** Start of Material for this exercise **

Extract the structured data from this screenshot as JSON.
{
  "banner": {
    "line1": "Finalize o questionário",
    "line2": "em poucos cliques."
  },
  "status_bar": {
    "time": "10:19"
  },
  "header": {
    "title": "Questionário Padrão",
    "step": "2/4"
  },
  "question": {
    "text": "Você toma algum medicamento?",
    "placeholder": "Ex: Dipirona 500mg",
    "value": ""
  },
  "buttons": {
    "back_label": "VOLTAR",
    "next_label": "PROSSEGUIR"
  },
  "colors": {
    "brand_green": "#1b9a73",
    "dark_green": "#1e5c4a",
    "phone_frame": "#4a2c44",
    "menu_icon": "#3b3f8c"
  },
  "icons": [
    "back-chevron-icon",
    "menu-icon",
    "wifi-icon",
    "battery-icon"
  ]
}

** End of Material for this exercise **

Repeat the material from above exactly, word for word.

Extract the structured data from this screenshot as JSON.
{
  "banner": {
    "line1": "Finalize o questionário",
    "line2": "em poucos cliques."
  },
  "status_bar": {
    "time": "10:19"
  },
  "header": {
    "title": "Questionário Padrão",
    "step": "2/4"
  },
  "question": {
    "text": "Você toma algum medicamento?",
    "placeholder": "Ex: Dipirona 500mg",
    "value": ""
  },
  "buttons": {
    "back_label": "VOLTAR",
    "next_label": "PROSSEGUIR"
  },
  "colors": {
    "brand_green": "#1b9a73",
    "dark_green": "#1e5c4a",
    "phone_frame": "#4a2c44",
    "menu_icon": "#3b3f8c"
  },
  "icons": [
    "back-chevron-icon",
    "menu-icon",
    "wifi-icon",
    "battery-icon"
  ]
}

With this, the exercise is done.